> **What you have to do**
Every line of the records below should be restated exactly.

[Stored dataset items]
[start]
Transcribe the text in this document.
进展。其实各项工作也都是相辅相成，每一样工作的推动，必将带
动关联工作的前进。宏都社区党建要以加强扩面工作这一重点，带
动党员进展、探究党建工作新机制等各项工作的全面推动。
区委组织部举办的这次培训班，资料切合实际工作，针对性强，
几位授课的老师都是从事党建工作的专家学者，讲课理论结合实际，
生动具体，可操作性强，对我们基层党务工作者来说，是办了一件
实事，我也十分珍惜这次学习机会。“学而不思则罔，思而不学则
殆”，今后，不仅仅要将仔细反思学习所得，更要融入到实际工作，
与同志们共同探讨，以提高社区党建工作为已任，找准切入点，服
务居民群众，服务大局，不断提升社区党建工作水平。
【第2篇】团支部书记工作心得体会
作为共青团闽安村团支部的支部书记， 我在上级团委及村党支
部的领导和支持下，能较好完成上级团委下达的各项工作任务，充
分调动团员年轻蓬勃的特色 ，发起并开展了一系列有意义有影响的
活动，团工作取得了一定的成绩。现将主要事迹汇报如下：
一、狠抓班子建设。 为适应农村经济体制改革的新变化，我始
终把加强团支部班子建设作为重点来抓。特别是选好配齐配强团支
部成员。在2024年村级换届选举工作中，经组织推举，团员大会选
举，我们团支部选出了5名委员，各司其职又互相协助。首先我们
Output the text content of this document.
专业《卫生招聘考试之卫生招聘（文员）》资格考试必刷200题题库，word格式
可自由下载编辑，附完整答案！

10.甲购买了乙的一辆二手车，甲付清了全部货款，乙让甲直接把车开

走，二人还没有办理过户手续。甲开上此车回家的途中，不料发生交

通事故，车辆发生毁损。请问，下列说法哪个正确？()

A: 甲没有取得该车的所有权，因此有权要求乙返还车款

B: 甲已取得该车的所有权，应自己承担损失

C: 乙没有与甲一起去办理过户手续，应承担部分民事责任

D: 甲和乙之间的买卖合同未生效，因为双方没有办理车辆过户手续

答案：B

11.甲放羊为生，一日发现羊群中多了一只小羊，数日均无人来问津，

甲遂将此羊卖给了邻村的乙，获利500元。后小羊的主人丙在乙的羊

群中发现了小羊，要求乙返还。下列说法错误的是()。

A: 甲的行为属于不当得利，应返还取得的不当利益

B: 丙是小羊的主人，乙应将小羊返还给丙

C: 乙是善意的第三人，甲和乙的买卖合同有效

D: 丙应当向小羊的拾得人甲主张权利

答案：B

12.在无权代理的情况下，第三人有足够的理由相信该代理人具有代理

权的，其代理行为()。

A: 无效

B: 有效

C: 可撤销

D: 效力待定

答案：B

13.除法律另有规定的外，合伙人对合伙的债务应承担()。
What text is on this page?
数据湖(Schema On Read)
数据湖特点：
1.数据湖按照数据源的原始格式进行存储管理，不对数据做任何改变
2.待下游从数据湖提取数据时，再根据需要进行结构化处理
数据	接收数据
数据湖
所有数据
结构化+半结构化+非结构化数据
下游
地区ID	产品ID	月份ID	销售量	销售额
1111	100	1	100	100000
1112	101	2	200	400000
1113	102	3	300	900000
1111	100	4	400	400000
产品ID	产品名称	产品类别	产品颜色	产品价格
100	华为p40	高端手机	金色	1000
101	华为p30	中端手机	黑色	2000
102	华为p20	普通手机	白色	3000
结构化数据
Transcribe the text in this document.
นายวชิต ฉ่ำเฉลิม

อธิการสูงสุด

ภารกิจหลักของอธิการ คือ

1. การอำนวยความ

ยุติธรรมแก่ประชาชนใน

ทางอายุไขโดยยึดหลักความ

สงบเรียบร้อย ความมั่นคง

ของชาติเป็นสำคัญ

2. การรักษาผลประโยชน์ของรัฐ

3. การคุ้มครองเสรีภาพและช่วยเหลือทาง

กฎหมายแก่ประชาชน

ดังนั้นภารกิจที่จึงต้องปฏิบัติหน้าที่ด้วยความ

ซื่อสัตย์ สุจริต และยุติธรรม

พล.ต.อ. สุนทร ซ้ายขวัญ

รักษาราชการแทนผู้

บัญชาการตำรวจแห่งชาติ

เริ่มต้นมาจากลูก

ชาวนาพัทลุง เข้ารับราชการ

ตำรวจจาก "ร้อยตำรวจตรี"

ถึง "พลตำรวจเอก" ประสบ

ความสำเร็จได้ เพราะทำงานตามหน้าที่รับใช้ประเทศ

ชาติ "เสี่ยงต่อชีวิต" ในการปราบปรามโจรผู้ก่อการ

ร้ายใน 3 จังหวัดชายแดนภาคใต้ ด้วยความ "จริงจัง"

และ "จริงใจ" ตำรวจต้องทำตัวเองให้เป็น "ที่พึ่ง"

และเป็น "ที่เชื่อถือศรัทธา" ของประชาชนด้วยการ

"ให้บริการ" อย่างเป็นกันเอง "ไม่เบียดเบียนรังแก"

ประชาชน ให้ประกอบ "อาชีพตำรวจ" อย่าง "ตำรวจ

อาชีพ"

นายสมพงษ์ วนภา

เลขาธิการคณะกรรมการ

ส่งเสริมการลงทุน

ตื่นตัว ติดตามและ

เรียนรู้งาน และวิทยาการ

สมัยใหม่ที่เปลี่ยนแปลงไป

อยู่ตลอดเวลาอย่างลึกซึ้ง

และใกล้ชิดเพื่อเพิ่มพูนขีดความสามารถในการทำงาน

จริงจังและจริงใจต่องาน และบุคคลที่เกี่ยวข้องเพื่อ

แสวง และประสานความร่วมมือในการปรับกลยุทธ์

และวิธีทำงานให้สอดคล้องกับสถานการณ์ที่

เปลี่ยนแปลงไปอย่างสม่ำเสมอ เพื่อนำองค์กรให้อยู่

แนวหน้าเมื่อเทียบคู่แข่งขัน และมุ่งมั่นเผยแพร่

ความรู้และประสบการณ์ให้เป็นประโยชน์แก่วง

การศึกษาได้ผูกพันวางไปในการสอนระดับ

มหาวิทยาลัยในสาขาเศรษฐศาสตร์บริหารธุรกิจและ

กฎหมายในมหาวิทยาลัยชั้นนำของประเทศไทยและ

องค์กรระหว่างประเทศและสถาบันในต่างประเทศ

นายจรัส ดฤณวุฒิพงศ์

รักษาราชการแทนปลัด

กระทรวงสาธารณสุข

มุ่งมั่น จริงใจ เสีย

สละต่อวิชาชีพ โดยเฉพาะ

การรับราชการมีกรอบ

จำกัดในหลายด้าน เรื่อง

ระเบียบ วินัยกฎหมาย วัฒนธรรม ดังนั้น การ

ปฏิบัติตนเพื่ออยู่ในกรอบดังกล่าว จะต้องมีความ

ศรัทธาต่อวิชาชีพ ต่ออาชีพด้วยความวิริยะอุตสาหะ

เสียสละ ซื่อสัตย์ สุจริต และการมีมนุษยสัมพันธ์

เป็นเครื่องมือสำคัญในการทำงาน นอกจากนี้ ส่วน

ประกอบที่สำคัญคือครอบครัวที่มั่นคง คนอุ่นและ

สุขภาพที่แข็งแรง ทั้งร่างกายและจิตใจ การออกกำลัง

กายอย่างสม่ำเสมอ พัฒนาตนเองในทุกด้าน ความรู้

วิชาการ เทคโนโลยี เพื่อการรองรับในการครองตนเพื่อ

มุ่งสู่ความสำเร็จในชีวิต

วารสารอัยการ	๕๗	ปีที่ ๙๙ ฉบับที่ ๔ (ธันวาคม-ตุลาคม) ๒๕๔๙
[end]
> **Task answer**
Transcribe the text in this document.
进展。其实各项工作也都是相辅相成，每一样工作的推动，必将带
动关联工作的前进。宏都社区党建要以加强扩面工作这一重点，带
动党员进展、探究党建工作新机制等各项工作的全面推动。
区委组织部举办的这次培训班，资料切合实际工作，针对性强，
几位授课的老师都是从事党建工作的专家学者，讲课理论结合实际，
生动具体，可操作性强，对我们基层党务工作者来说，是办了一件
实事，我也十分珍惜这次学习机会。“学而不思则罔，思而不学则
殆”，今后，不仅仅要将仔细反思学习所得，更要融入到实际工作，
与同志们共同探讨，以提高社区党建工作为已任，找准切入点，服
务居民群众，服务大局，不断提升社区党建工作水平。
【第2篇】团支部书记工作心得体会
作为共青团闽安村团支部的支部书记， 我在上级团委及村党支
部的领导和支持下，能较好完成上级团委下达的各项工作任务，充
分调动团员年轻蓬勃的特色 ，发起并开展了一系列有意义有影响的
活动，团工作取得了一定的成绩。现将主要事迹汇报如下：
一、狠抓班子建设。 为适应农村经济体制改革的新变化，我始
终把加强团支部班子建设作为重点来抓。特别是选好配齐配强团支
部成员。在2024年村级换届选举工作中，经组织推举，团员大会选
举，我们团支部选出了5名委员，各司其职又互相协助。首先我们
Output the text content of this document.
专业《卫生招聘考试之卫生招聘（文员）》资格考试必刷200题题库，word格式
可自由下载编辑，附完整答案！

10.甲购买了乙的一辆二手车，甲付清了全部货款，乙让甲直接把车开

走，二人还没有办理过户手续。甲开上此车回家的途中，不料发生交

通事故，车辆发生毁损。请问，下列说法哪个正确？()

A: 甲没有取得该车的所有权，因此有权要求乙返还车款

B: 甲已取得该车的所有权，应自己承担损失

C: 乙没有与甲一起去办理过户手续，应承担部分民事责任

D: 甲和乙之间的买卖合同未生效，因为双方没有办理车辆过户手续

答案：B

11.甲放羊为生，一日发现羊群中多了一只小羊，数日均无人来问津，

甲遂将此羊卖给了邻村的乙，获利500元。后小羊的主人丙在乙的羊

群中发现了小羊，要求乙返还。下列说法错误的是()。

A: 甲的行为属于不当得利，应返还取得的不当利益

B: 丙是小羊的主人，乙应将小羊返还给丙

C: 乙是善意的第三人，甲和乙的买卖合同有效

D: 丙应当向小羊的拾得人甲主张权利

答案：B

12.在无权代理的情况下，第三人有足够的理由相信该代理人具有代理

权的，其代理行为()。

A: 无效

B: 有效

C: 可撤销

D: 效力待定

答案：B

13.除法律另有规定的外，合伙人对合伙的债务应承担()。
What text is on this page?
数据湖(Schema On Read)
数据湖特点：
1.数据湖按照数据源的原始格式进行存储管理，不对数据做任何改变
2.待下游从数据湖提取数据时，再根据需要进行结构化处理
数据	接收数据
数据湖
所有数据
结构化+半结构化+非结构化数据
下游
地区ID	产品ID	月份ID	销售量	销售额
1111	100	1	100	100000
1112	101	2	200	400000
1113	102	3	300	900000
1111	100	4	400	400000
产品ID	产品名称	产品类别	产品颜色	产品价格
100	华为p40	高端手机	金色	1000
101	华为p30	中端手机	黑色	2000
102	华为p20	普通手机	白色	3000
结构化数据
Transcribe the text in this document.
นายวชิต ฉ่ำเฉลิม

อธิการสูงสุด

ภารกิจหลักของอธิการ คือ

1. การอำนวยความ

ยุติธรรมแก่ประชาชนใน

ทางอายุไขโดยยึดหลักความ

สงบเรียบร้อย ความมั่นคง

ของชาติเป็นสำคัญ

2. การรักษาผลประโยชน์ของรัฐ

3. การคุ้มครองเสรีภาพและช่วยเหลือทาง

กฎหมายแก่ประชาชน

ดังนั้นภารกิจที่จึงต้องปฏิบัติหน้าที่ด้วยความ

ซื่อสัตย์ สุจริต และยุติธรรม

พล.ต.อ. สุนทร ซ้ายขวัญ

รักษาราชการแทนผู้

บัญชาการตำรวจแห่งชาติ

เริ่มต้นมาจากลูก

ชาวนาพัทลุง เข้ารับราชการ

ตำรวจจาก "ร้อยตำรวจตรี"

ถึง "พลตำรวจเอก" ประสบ

ความสำเร็จได้ เพราะทำงานตามหน้าที่รับใช้ประเทศ

ชาติ "เสี่ยงต่อชีวิต" ในการปราบปรามโจรผู้ก่อการ

ร้ายใน 3 จังหวัดชายแดนภาคใต้ ด้วยความ "จริงจัง"

และ "จริงใจ" ตำรวจต้องทำตัวเองให้เป็น "ที่พึ่ง"

และเป็น "ที่เชื่อถือศรัทธา" ของประชาชนด้วยการ

"ให้บริการ" อย่างเป็นกันเอง "ไม่เบียดเบียนรังแก"

ประชาชน ให้ประกอบ "อาชีพตำรวจ" อย่าง "ตำรวจ

อาชีพ"

นายสมพงษ์ วนภา

เลขาธิการคณะกรรมการ

ส่งเสริมการลงทุน

ตื่นตัว ติดตามและ

เรียนรู้งาน และวิทยาการ

สมัยใหม่ที่เปลี่ยนแปลงไป

อยู่ตลอดเวลาอย่างลึกซึ้ง

และใกล้ชิดเพื่อเพิ่มพูนขีดความสามารถในการทำงาน

จริงจังและจริงใจต่องาน และบุคคลที่เกี่ยวข้องเพื่อ

แสวง และประสานความร่วมมือในการปรับกลยุทธ์

และวิธีทำงานให้สอดคล้องกับสถานการณ์ที่

เปลี่ยนแปลงไปอย่างสม่ำเสมอ เพื่อนำองค์กรให้อยู่

แนวหน้าเมื่อเทียบคู่แข่งขัน และมุ่งมั่นเผยแพร่

ความรู้และประสบการณ์ให้เป็นประโยชน์แก่วง

การศึกษาได้ผูกพันวางไปในการสอนระดับ

มหาวิทยาลัยในสาขาเศรษฐศาสตร์บริหารธุรกิจและ

กฎหมายในมหาวิทยาลัยชั้นนำของประเทศไทยและ

องค์กรระหว่างประเทศและสถาบันในต่างประเทศ

นายจรัส ดฤณวุฒิพงศ์

รักษาราชการแทนปลัด

กระทรวงสาธารณสุข

มุ่งมั่น จริงใจ เสีย

สละต่อวิชาชีพ โดยเฉพาะ

การรับราชการมีกรอบ

จำกัดในหลายด้าน เรื่อง

ระเบียบ วินัยกฎหมาย วัฒนธรรม ดังนั้น การ

ปฏิบัติตนเพื่ออยู่ในกรอบดังกล่าว จะต้องมีความ

ศรัทธาต่อวิชาชีพ ต่ออาชีพด้วยความวิริยะอุตสาหะ

เสียสละ ซื่อสัตย์ สุจริต และการมีมนุษยสัมพันธ์

เป็นเครื่องมือสำคัญในการทำงาน นอกจากนี้ ส่วน

ประกอบที่สำคัญคือครอบครัวที่มั่นคง คนอุ่นและ

สุขภาพที่แข็งแรง ทั้งร่างกายและจิตใจ การออกกำลัง

กายอย่างสม่ำเสมอ พัฒนาตนเองในทุกด้าน ความรู้

วิชาการ เทคโนโลยี เพื่อการรองรับในการครองตนเพื่อ

มุ่งสู่ความสำเร็จในชีวิต

วารสารอัยการ	๕๗	ปีที่ ๙๙ ฉบับที่ ๔ (ธันวาคม-ตุลาคม) ๒๕๔๙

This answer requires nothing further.